**** Extracted entries ****

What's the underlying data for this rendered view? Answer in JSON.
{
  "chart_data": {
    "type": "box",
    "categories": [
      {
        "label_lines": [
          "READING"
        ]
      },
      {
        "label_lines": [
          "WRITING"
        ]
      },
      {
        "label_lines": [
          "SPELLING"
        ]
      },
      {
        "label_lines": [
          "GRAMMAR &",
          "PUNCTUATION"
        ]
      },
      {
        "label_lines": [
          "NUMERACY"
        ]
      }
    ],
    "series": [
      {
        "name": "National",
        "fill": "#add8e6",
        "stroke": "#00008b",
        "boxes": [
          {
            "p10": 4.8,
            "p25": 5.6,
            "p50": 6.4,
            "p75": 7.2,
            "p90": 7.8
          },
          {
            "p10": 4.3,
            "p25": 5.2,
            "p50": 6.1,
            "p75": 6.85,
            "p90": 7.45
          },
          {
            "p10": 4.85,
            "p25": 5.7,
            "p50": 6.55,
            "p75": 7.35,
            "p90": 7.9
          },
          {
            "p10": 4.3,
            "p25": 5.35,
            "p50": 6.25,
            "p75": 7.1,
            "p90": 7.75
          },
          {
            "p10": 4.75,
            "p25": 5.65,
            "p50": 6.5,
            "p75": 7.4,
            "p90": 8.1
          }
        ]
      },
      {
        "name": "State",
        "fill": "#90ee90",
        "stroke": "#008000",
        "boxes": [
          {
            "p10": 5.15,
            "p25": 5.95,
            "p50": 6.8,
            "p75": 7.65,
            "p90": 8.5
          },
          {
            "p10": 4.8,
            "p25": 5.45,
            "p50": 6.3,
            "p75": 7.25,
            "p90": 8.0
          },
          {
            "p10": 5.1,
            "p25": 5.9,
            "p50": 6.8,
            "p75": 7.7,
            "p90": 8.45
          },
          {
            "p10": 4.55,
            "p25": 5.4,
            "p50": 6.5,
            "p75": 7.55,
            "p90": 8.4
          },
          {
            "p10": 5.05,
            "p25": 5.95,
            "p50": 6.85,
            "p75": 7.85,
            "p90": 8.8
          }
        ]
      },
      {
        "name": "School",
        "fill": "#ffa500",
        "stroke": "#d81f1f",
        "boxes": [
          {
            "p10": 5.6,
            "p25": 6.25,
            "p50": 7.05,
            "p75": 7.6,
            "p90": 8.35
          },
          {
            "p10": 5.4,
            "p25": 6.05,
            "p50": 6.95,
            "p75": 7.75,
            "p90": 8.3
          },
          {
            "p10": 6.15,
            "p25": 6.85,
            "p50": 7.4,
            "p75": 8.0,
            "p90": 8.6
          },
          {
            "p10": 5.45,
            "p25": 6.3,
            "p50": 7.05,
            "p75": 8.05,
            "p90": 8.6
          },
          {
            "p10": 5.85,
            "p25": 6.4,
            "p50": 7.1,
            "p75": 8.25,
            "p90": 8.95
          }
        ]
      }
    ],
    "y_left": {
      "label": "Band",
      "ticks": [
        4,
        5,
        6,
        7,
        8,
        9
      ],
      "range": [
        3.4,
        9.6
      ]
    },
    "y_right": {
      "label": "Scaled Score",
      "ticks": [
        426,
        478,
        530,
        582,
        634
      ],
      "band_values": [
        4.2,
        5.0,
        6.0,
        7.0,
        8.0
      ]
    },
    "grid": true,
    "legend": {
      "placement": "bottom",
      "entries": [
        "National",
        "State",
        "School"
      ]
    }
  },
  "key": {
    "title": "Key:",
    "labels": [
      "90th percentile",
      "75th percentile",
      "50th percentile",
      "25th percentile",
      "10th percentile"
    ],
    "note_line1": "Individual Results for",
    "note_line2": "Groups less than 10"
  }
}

****

Exercise goal:
Gather each line that holds "name".

Response to this exercise:
        "name": "National",
        "name": "State",
        "name": "School",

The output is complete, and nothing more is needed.